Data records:
----------

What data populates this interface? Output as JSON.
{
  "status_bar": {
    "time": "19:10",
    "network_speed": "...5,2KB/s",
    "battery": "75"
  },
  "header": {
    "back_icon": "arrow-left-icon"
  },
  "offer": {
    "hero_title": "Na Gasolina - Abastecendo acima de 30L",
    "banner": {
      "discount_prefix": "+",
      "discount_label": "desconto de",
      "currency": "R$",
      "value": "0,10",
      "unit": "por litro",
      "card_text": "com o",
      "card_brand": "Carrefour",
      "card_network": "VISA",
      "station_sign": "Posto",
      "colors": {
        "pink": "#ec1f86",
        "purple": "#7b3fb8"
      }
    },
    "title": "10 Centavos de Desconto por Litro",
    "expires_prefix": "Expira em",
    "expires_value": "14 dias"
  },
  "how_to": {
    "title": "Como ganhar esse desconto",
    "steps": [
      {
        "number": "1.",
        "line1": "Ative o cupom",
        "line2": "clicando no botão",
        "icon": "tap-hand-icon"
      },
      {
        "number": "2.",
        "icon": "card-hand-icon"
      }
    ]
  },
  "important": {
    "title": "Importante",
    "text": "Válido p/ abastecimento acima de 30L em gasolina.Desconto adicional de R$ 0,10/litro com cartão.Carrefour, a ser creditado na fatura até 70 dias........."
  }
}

----------

Task: Copy each record from above without leaving any out.

Finished task:
What data populates this interface? Output as JSON.
{
  "status_bar": {
    "time": "19:10",
    "network_speed": "...5,2KB/s",
    "battery": "75"
  },
  "header": {
    "back_icon": "arrow-left-icon"
  },
  "offer": {
    "hero_title": "Na Gasolina - Abastecendo acima de 30L",
    "banner": {
      "discount_prefix": "+",
      "discount_label": "desconto de",
      "currency": "R$",
      "value": "0,10",
      "unit": "por litro",
      "card_text": "com o",
      "card_brand": "Carrefour",
      "card_network": "VISA",
      "station_sign": "Posto",
      "colors": {
        "pink": "#ec1f86",
        "purple": "#7b3fb8"
      }
    },
    "title": "10 Centavos de Desconto por Litro",
    "expires_prefix": "Expira em",
    "expires_value": "14 dias"
  },
  "how_to": {
    "title": "Como ganhar esse desconto",
    "steps": [
      {
        "number": "1.",
        "line1": "Ative o cupom",
        "line2": "clicando no botão",
        "icon": "tap-hand-icon"
      },
      {
        "number": "2.",
        "icon": "card-hand-icon"
      }
    ]
  },
  "important": {
    "title": "Importante",
    "text": "Válido p/ abastecimento acima de 30L em gasolina.Desconto adicional de R$ 0,10/litro com cartão.Carrefour, a ser creditado na fatura até 70 dias........."
  }
}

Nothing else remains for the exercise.